Start

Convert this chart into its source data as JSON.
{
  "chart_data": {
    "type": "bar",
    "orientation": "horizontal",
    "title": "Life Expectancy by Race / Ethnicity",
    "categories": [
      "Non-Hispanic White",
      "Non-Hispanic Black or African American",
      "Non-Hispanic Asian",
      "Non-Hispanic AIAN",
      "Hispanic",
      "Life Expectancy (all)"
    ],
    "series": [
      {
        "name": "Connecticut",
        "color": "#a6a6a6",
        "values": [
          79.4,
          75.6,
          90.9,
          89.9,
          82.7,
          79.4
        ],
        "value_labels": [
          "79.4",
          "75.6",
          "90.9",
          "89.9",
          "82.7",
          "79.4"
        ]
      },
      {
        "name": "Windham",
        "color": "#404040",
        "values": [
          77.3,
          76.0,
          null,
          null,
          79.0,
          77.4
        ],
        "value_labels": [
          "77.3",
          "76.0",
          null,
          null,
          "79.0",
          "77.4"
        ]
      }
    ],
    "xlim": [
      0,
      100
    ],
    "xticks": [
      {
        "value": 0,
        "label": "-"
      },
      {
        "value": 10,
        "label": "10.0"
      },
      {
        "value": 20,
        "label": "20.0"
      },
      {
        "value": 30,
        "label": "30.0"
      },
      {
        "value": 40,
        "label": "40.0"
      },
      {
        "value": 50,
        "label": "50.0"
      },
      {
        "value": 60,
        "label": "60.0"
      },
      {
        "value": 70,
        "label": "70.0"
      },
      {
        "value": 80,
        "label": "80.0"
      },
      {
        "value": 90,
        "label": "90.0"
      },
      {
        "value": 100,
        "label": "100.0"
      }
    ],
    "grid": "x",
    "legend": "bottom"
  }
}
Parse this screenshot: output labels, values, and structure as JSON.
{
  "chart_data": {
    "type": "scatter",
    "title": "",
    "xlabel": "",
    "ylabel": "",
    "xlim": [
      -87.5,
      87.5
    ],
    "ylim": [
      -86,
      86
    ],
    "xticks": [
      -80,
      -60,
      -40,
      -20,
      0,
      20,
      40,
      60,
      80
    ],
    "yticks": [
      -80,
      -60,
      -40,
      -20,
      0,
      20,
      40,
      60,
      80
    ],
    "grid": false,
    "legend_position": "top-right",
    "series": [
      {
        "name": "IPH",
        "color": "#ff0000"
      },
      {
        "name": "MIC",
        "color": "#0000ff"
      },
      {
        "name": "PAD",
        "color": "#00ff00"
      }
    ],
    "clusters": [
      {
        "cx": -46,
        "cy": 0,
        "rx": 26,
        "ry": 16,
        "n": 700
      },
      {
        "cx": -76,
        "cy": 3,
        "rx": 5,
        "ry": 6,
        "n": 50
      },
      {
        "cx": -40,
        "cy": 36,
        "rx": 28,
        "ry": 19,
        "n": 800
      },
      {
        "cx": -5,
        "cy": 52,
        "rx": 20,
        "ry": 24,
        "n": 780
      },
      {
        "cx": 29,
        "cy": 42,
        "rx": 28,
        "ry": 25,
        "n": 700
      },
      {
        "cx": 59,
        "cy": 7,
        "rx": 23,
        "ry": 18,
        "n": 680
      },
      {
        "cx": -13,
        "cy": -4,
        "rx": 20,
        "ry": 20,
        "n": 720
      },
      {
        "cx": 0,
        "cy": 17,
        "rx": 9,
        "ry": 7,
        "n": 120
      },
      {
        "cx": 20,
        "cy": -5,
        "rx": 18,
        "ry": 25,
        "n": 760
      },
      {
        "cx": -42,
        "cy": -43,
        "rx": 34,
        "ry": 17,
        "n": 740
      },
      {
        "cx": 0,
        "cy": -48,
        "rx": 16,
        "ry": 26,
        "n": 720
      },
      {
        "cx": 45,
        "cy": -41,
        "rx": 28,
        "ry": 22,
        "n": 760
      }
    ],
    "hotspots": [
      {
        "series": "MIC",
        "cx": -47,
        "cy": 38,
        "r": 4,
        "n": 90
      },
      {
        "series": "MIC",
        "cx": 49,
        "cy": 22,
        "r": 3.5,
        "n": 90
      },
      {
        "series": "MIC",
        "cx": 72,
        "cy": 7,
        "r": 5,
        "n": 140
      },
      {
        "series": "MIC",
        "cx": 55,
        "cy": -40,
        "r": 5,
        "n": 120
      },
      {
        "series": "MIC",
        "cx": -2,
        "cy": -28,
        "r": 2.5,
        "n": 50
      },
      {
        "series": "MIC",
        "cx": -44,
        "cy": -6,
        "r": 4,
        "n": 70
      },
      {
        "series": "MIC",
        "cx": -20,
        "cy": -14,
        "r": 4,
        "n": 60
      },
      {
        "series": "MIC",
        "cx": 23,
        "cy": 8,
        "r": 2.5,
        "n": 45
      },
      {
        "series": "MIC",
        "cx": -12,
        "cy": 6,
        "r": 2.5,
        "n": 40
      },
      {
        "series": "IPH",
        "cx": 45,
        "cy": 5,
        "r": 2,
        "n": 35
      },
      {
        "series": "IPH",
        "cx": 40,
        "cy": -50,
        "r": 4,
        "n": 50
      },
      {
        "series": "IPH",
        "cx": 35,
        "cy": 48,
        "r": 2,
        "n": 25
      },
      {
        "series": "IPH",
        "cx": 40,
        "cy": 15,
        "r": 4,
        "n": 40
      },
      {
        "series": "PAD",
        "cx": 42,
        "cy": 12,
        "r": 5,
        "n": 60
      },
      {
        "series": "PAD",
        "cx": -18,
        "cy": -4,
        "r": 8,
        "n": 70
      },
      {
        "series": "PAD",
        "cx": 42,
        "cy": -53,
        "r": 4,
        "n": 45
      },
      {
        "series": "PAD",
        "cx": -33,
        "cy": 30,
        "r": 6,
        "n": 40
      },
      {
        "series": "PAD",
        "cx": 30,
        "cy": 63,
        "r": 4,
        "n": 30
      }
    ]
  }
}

End

Look through the entries above and list every line containing "title".

    "title": "Life Expectancy by Race / Ethnicity",
    "title": "",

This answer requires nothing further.